• Document section:

┌────────

Where no great fish venture
nor small fish glitter and dart,
only the anemones
and flower of the wild sea-thyme
cover the silent walls
of an old sea-city at rest.
~Hilda Doolittle~


Cindy Bill and I spend the evening with a bottle of wine, relaxing on the deck and I get a sneak preview of pictures and stories to come from their trip to the Philippines. Dinner, once again, makes me too full for dessert and lulls me into a lazy comfortable haze calling out for a soft bed and softer pillow. I oblige and come morning we are once again on the dock of the Sea Eagle loading tanks and gear for our dive. Bill is using his old booties and a new dive friend, Mike, today. Cindy and I are doing a diva dive and plan on checking out the elevator shaft and poking some fish. At least I do.

Upon surfacing from our last dive yesterday, I discovered I had lost an earring, I am not sure how I feel about the pirate look and have skipped the earrings this morning while I decide. Bill suggested that the glitter of light on my silver hoops were the tantalizing draw that kept the barracuda so close to us yesterday and here I thought it was just my sparkling personality. I asked everyone aboard to keep an eye out for my earring, how hard could it be to find? It’s not like there are that many down there.

I like diving with Cindy, she, like me, loves to peek about and enjoys the small treasures each dive has to offer. We gear up and she gracefully steps off the port side and into the water. I follow with a launch and plummet as only I can do….. maybe this is what made me so memorable to the crew….. it is my signature move…..

We are again tied to the stern mooring ball, our second dive we will move to a mooring closer to the bow, and as we drop on down we can feel that the current has picked up ever so slightly since the day before, Earl is on his way. I follow Cindy as we make our way forward and she suddenly points and picks up a lone earring from the deck. What are the chances….. it is a pearl stud, not my loop but I tuck it into my sleeve before continuing on. It can only enhance that pirate look I am beginning to embrace, and oh the story it will add to it.

We come to the elevator shaft. The water is hazy and you cannot see all the way down. Cindy slips over the side and down we go slowly dropping towards the dark. At about 110fsw the first opening appears and it is completely dark, no light from a swim through cutout reaches this spot. I turn on my light and poke my head in but Cindy is not carrying doubles and chooses to explore other areas this dive and signals up and we head on back to the deck. She has much she wants to see and today she is not carrying her camera as she did on yesterday’s dives, it is the size of a small sofa with arms and strobes and gidgets and gadgets…. I have no idea how she does it, but I do love her pictures.

I have been soaking in all the changes in the 10 months since I was last here. Like each of her past unique services, Vandy is embracing her new position, this time beneath the water’s surface. Her final retirement duty is possibly her greatest success. She has settled upright on the seafloor sturdily riding out the currents without wavering. Soft corals and sponges are tentatively laying claim to her nooks and crannies. And fish…. Well the neighborhood is filling out. Size is the most notable since my last visit. The small parrotfish that last time nibbled at the algae on the radar dish are now gi-normous. They have little fear as they nibble their way along, their colors flashing against the still bland colors of the hull. Regal sized queen angel fish swim about the tie in and large blue ones flit about.

└────────

• Spatial annotation rows:
┌────────

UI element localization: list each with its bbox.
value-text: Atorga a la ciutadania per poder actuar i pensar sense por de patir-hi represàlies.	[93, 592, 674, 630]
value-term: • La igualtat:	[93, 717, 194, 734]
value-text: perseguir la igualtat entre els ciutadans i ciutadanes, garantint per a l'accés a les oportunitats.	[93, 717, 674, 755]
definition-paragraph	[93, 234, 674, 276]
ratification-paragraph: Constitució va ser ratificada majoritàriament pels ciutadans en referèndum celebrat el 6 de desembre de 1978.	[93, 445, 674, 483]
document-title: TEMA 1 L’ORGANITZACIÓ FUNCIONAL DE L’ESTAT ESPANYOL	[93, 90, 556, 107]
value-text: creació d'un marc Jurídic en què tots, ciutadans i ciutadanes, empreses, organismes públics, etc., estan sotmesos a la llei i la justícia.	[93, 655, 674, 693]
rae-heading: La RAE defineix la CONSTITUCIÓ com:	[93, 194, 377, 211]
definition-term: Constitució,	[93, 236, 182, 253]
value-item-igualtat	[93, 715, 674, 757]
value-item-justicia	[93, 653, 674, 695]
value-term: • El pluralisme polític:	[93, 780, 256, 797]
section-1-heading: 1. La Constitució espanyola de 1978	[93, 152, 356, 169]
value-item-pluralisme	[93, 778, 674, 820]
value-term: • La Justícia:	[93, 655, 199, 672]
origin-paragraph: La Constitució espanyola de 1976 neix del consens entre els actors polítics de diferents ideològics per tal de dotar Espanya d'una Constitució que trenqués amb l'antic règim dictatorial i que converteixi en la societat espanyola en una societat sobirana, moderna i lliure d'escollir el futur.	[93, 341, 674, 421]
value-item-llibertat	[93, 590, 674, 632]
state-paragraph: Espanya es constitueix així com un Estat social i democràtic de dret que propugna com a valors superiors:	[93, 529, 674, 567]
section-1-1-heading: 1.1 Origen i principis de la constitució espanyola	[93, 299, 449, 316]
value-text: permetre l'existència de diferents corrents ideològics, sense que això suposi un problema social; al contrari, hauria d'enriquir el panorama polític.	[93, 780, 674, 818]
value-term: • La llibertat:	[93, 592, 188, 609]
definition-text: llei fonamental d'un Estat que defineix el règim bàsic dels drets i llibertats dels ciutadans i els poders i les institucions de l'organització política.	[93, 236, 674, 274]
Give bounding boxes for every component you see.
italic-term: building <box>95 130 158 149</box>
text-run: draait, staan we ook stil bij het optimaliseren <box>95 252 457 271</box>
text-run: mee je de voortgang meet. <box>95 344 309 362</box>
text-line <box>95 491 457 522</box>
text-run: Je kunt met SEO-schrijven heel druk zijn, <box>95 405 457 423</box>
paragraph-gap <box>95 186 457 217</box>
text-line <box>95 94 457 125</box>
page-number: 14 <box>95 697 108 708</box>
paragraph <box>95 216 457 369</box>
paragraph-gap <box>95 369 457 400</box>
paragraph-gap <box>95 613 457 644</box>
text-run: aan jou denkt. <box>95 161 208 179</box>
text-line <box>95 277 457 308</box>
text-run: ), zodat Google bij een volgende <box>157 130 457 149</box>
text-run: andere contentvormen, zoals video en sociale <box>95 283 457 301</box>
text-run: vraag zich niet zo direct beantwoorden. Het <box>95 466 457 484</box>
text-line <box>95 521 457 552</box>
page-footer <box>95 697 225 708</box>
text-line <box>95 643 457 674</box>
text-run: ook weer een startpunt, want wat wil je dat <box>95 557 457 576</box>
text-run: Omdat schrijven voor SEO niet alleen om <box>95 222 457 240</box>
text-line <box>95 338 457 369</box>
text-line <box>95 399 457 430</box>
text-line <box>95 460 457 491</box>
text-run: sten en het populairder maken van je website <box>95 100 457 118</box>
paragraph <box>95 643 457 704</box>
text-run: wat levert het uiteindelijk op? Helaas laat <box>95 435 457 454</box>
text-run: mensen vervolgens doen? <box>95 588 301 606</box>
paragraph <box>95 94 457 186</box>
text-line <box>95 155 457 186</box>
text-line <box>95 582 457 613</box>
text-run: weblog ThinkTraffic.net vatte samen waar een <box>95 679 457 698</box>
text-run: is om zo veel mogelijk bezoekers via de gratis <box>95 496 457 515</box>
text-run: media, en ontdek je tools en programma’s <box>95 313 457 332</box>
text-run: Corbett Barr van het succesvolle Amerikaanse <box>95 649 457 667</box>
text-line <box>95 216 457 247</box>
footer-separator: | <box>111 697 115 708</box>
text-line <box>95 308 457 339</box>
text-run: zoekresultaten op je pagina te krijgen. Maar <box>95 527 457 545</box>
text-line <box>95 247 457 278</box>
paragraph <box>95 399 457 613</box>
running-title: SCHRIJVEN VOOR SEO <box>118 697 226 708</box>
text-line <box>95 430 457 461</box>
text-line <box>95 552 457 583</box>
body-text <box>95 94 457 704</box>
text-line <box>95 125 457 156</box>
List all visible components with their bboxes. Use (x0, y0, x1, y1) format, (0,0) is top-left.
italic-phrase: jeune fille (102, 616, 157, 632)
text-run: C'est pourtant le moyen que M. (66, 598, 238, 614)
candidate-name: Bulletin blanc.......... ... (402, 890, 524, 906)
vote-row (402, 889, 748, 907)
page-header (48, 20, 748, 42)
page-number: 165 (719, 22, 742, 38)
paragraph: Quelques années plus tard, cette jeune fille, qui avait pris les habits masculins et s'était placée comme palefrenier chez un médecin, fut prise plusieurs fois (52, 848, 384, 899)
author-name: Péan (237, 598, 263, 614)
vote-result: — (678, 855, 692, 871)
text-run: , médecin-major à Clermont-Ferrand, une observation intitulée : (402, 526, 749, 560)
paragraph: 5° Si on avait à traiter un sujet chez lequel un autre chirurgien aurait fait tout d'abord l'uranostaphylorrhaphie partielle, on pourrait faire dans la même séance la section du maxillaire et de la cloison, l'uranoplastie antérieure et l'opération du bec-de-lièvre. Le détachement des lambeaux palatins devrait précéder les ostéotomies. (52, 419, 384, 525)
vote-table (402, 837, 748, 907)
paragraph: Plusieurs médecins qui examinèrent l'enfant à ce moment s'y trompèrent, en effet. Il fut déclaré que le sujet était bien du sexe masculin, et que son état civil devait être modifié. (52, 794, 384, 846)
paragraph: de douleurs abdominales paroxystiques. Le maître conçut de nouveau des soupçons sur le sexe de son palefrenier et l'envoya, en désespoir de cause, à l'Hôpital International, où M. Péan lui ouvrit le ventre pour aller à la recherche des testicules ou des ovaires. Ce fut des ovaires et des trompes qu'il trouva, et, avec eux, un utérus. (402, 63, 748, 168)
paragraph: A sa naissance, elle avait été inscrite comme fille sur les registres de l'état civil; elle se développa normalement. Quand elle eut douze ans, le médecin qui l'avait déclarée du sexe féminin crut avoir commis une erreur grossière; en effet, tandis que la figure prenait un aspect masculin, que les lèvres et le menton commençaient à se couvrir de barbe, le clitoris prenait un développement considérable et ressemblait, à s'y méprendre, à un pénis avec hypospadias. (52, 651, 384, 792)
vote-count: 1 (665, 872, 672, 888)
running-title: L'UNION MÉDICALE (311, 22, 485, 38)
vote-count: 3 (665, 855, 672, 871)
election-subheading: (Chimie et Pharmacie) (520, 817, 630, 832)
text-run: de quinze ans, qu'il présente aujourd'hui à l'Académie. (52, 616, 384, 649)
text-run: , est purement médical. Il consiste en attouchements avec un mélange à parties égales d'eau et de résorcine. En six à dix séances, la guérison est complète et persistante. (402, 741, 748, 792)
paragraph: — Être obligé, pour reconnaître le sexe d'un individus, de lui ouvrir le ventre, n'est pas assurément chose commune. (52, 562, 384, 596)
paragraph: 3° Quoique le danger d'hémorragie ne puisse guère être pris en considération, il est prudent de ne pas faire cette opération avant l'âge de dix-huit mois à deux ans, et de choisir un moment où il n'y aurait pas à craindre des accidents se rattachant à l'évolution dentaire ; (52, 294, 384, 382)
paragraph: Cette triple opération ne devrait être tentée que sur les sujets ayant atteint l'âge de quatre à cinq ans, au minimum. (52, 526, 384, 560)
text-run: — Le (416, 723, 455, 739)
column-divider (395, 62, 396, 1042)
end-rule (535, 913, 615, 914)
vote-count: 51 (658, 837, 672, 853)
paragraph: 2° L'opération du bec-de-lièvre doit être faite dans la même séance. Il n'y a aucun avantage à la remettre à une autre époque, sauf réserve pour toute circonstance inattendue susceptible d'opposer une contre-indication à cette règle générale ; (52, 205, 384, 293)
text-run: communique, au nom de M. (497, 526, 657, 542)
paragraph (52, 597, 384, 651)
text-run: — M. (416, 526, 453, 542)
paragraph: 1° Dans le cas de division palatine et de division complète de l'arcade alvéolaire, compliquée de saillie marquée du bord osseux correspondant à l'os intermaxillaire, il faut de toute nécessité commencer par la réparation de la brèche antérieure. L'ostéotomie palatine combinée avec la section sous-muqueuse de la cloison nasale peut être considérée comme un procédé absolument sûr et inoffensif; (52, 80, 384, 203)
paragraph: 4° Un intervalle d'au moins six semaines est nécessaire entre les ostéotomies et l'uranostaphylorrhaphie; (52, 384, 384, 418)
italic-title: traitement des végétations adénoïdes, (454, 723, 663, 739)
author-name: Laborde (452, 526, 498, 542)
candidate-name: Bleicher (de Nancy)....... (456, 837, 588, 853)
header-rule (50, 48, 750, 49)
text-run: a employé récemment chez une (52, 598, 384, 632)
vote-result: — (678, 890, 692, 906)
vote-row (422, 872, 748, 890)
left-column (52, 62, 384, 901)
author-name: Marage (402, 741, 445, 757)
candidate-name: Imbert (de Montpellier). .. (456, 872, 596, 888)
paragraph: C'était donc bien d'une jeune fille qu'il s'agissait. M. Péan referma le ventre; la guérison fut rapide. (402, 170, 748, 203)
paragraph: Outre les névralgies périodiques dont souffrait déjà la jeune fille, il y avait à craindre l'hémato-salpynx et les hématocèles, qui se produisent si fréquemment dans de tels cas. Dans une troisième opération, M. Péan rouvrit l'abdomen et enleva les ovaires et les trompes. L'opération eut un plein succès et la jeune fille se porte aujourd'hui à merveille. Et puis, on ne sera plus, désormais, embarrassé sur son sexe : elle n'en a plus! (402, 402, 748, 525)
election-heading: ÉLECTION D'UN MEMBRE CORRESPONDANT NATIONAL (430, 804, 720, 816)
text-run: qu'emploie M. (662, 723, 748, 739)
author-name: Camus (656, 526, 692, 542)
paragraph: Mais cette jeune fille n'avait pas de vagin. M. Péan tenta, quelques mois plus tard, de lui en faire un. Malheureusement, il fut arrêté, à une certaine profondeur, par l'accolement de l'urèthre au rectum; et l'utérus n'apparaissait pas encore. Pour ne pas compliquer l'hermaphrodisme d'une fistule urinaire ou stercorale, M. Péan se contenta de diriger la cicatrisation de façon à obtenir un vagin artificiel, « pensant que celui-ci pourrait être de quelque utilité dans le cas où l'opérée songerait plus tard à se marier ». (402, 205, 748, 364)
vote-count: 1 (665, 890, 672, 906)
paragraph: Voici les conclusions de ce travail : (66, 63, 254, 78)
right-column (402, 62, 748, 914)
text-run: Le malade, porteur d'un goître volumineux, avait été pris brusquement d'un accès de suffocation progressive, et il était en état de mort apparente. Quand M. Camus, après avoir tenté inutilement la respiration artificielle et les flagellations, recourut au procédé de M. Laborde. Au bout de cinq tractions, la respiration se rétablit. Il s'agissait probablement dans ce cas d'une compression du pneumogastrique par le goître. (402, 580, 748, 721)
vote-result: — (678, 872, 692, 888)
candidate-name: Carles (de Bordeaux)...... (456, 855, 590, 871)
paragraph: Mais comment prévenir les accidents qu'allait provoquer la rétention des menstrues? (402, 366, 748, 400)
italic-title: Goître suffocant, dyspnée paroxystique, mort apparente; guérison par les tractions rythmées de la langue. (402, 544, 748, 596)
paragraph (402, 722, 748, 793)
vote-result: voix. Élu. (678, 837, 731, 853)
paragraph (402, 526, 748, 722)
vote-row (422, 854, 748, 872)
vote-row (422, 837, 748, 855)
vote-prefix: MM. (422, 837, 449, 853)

└────────

• Aim 1: Write out the dive account word for word, everything from "I like diving" down to "will add to it.".
• Aim 2: Substitute "detection" for "localization" in the rows, everything from the start of the rows down to the line containing "ratification-paragraph: Constitució va", and give back only those lines with nothing else changed.

• Exercise response 1:
I like diving with Cindy, she, like me, loves to peek about and enjoys the small treasures each dive has to offer. We gear up and she gracefully steps off the port side and into the water. I follow with a launch and plummet as only I can do….. maybe this is what made me so memorable to the crew….. it is my signature move…..

We are again tied to the stern mooring ball, our second dive we will move to a mooring closer to the bow, and as we drop on down we can feel that the current has picked up ever so slightly since the day before, Earl is on his way. I follow Cindy as we make our way forward and she suddenly points and picks up a lone earring from the deck. What are the chances….. it is a pearl stud, not my loop but I tuck it into my sleeve before continuing on. It can only enhance that pirate look I am beginning to embrace, and oh the story it will add to it.

• Exercise response 2:
UI element detection: list each with its bbox.
value-text: Atorga a la ciutadania per poder actuar i pensar sense por de patir-hi represàlies.	[93, 592, 674, 630]
value-term: • La igualtat:	[93, 717, 194, 734]
value-text: perseguir la igualtat entre els ciutadans i ciutadanes, garantint per a l'accés a les oportunitats.	[93, 717, 674, 755]
definition-paragraph	[93, 234, 674, 276]
ratification-paragraph: Constitució va ser ratificada majoritàriament pels ciutadans en referèndum celebrat el 6 de desembre de 1978.	[93, 445, 674, 483]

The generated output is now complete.